=== Work to do ===
Write out the records below word for word, please.

=== Information given ===
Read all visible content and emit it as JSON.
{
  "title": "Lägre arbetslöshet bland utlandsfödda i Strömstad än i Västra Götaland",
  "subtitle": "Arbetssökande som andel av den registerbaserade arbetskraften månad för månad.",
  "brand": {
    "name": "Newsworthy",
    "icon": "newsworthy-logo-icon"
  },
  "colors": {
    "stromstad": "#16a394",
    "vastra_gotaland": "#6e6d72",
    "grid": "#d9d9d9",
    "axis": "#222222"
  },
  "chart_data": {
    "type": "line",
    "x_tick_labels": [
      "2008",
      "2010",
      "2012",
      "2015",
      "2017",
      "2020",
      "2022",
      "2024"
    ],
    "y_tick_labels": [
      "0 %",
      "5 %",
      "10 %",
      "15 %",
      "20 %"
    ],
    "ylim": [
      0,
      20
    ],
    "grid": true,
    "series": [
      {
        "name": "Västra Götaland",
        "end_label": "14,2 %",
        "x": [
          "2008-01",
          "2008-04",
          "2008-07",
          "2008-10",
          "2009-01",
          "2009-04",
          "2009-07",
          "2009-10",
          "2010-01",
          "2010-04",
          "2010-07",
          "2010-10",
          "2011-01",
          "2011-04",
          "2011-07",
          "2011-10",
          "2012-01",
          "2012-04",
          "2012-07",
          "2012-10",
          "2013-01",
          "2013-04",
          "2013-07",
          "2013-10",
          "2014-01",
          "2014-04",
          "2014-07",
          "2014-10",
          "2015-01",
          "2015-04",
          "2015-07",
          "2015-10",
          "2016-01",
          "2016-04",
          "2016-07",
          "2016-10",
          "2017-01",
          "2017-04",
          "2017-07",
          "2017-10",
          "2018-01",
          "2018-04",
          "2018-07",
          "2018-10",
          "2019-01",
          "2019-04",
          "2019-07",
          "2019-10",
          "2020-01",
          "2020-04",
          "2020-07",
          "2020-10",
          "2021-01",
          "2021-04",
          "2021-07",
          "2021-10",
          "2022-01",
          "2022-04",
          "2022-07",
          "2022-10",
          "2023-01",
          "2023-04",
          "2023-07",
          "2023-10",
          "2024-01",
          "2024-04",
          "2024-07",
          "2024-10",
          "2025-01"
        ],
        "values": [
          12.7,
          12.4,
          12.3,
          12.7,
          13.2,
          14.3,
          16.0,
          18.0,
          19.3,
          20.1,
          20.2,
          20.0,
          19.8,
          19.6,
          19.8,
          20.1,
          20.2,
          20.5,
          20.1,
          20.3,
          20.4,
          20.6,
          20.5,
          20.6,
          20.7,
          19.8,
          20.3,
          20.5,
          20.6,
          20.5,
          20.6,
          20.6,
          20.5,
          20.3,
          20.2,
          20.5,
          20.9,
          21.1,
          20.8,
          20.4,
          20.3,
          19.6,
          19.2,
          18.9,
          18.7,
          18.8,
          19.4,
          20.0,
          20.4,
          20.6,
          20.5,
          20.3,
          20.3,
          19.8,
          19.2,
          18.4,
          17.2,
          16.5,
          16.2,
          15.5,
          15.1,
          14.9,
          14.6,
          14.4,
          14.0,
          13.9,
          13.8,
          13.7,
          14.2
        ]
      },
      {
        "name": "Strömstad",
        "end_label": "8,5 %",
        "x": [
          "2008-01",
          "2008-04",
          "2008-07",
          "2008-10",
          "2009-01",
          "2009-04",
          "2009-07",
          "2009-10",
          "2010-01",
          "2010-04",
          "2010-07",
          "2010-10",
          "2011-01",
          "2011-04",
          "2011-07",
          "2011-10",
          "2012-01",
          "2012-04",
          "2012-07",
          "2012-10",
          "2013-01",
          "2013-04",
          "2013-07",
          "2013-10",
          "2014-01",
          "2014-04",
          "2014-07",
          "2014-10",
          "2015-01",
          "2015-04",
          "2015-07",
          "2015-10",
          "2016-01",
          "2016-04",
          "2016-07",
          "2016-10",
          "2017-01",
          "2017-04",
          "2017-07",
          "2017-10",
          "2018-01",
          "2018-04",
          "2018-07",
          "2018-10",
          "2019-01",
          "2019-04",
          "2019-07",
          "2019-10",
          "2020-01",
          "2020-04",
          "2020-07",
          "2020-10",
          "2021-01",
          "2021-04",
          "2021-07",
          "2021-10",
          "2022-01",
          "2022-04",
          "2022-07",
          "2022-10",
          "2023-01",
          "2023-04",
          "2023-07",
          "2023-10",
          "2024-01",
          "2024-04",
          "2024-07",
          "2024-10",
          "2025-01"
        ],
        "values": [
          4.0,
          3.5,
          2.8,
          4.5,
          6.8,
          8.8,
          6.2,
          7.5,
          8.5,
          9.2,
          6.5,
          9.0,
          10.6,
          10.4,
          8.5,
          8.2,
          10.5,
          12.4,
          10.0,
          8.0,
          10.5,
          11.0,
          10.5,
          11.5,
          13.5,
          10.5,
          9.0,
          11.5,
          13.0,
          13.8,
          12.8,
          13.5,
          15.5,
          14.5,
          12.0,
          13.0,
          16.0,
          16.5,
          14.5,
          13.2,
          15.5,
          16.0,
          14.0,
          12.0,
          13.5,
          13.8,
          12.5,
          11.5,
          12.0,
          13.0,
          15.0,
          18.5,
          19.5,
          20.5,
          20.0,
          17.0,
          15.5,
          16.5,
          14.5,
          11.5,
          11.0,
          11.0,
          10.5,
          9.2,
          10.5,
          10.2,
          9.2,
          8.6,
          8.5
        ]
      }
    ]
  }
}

=== Output ===
Read all visible content and emit it as JSON.
{
  "title": "Lägre arbetslöshet bland utlandsfödda i Strömstad än i Västra Götaland",
  "subtitle": "Arbetssökande som andel av den registerbaserade arbetskraften månad för månad.",
  "brand": {
    "name": "Newsworthy",
    "icon": "newsworthy-logo-icon"
  },
  "colors": {
    "stromstad": "#16a394",
    "vastra_gotaland": "#6e6d72",
    "grid": "#d9d9d9",
    "axis": "#222222"
  },
  "chart_data": {
    "type": "line",
    "x_tick_labels": [
      "2008",
      "2010",
      "2012",
      "2015",
      "2017",
      "2020",
      "2022",
      "2024"
    ],
    "y_tick_labels": [
      "0 %",
      "5 %",
      "10 %",
      "15 %",
      "20 %"
    ],
    "ylim": [
      0,
      20
    ],
    "grid": true,
    "series": [
      {
        "name": "Västra Götaland",
        "end_label": "14,2 %",
        "x": [
          "2008-01",
          "2008-04",
          "2008-07",
          "2008-10",
          "2009-01",
          "2009-04",
          "2009-07",
          "2009-10",
          "2010-01",
          "2010-04",
          "2010-07",
          "2010-10",
          "2011-01",
          "2011-04",
          "2011-07",
          "2011-10",
          "2012-01",
          "2012-04",
          "2012-07",
          "2012-10",
          "2013-01",
          "2013-04",
          "2013-07",
          "2013-10",
          "2014-01",
          "2014-04",
          "2014-07",
          "2014-10",
          "2015-01",
          "2015-04",
          "2015-07",
          "2015-10",
          "2016-01",
          "2016-04",
          "2016-07",
          "2016-10",
          "2017-01",
          "2017-04",
          "2017-07",
          "2017-10",
          "2018-01",
          "2018-04",
          "2018-07",
          "2018-10",
          "2019-01",
          "2019-04",
          "2019-07",
          "2019-10",
          "2020-01",
          "2020-04",
          "2020-07",
          "2020-10",
          "2021-01",
          "2021-04",
          "2021-07",
          "2021-10",
          "2022-01",
          "2022-04",
          "2022-07",
          "2022-10",
          "2023-01",
          "2023-04",
          "2023-07",
          "2023-10",
          "2024-01",
          "2024-04",
          "2024-07",
          "2024-10",
          "2025-01"
        ],
        "values": [
          12.7,
          12.4,
          12.3,
          12.7,
          13.2,
          14.3,
          16.0,
          18.0,
          19.3,
          20.1,
          20.2,
          20.0,
          19.8,
          19.6,
          19.8,
          20.1,
          20.2,
          20.5,
          20.1,
          20.3,
          20.4,
          20.6,
          20.5,
          20.6,
          20.7,
          19.8,
          20.3,
          20.5,
          20.6,
          20.5,
          20.6,
          20.6,
          20.5,
          20.3,
          20.2,
          20.5,
          20.9,
          21.1,
          20.8,
          20.4,
          20.3,
          19.6,
          19.2,
          18.9,
          18.7,
          18.8,
          19.4,
          20.0,
          20.4,
          20.6,
          20.5,
          20.3,
          20.3,
          19.8,
          19.2,
          18.4,
          17.2,
          16.5,
          16.2,
          15.5,
          15.1,
          14.9,
          14.6,
          14.4,
          14.0,
          13.9,
          13.8,
          13.7,
          14.2
        ]
      },
      {
        "name": "Strömstad",
        "end_label": "8,5 %",
        "x": [
          "2008-01",
          "2008-04",
          "2008-07",
          "2008-10",
          "2009-01",
          "2009-04",
          "2009-07",
          "2009-10",
          "2010-01",
          "2010-04",
          "2010-07",
          "2010-10",
          "2011-01",
          "2011-04",
          "2011-07",
          "2011-10",
          "2012-01",
          "2012-04",
          "2012-07",
          "2012-10",
          "2013-01",
          "2013-04",
          "2013-07",
          "2013-10",
          "2014-01",
          "2014-04",
          "2014-07",
          "2014-10",
          "2015-01",
          "2015-04",
          "2015-07",
          "2015-10",
          "2016-01",
          "2016-04",
          "2016-07",
          "2016-10",
          "2017-01",
          "2017-04",
          "2017-07",
          "2017-10",
          "2018-01",
          "2018-04",
          "2018-07",
          "2018-10",
          "2019-01",
          "2019-04",
          "2019-07",
          "2019-10",
          "2020-01",
          "2020-04",
          "2020-07",
          "2020-10",
          "2021-01",
          "2021-04",
          "2021-07",
          "2021-10",
          "2022-01",
          "2022-04",
          "2022-07",
          "2022-10",
          "2023-01",
          "2023-04",
          "2023-07",
          "2023-10",
          "2024-01",
          "2024-04",
          "2024-07",
          "2024-10",
          "2025-01"
        ],
        "values": [
          4.0,
          3.5,
          2.8,
          4.5,
          6.8,
          8.8,
          6.2,
          7.5,
          8.5,
          9.2,
          6.5,
          9.0,
          10.6,
          10.4,
          8.5,
          8.2,
          10.5,
          12.4,
          10.0,
          8.0,
          10.5,
          11.0,
          10.5,
          11.5,
          13.5,
          10.5,
          9.0,
          11.5,
          13.0,
          13.8,
          12.8,
          13.5,
          15.5,
          14.5,
          12.0,
          13.0,
          16.0,
          16.5,
          14.5,
          13.2,
          15.5,
          16.0,
          14.0,
          12.0,
          13.5,
          13.8,
          12.5,
          11.5,
          12.0,
          13.0,
          15.0,
          18.5,
          19.5,
          20.5,
          20.0,
          17.0,
          15.5,
          16.5,
          14.5,
          11.5,
          11.0,
          11.0,
          10.5,
          9.2,
          10.5,
          10.2,
          9.2,
          8.6,
          8.5
        ]
      }
    ]
  }
}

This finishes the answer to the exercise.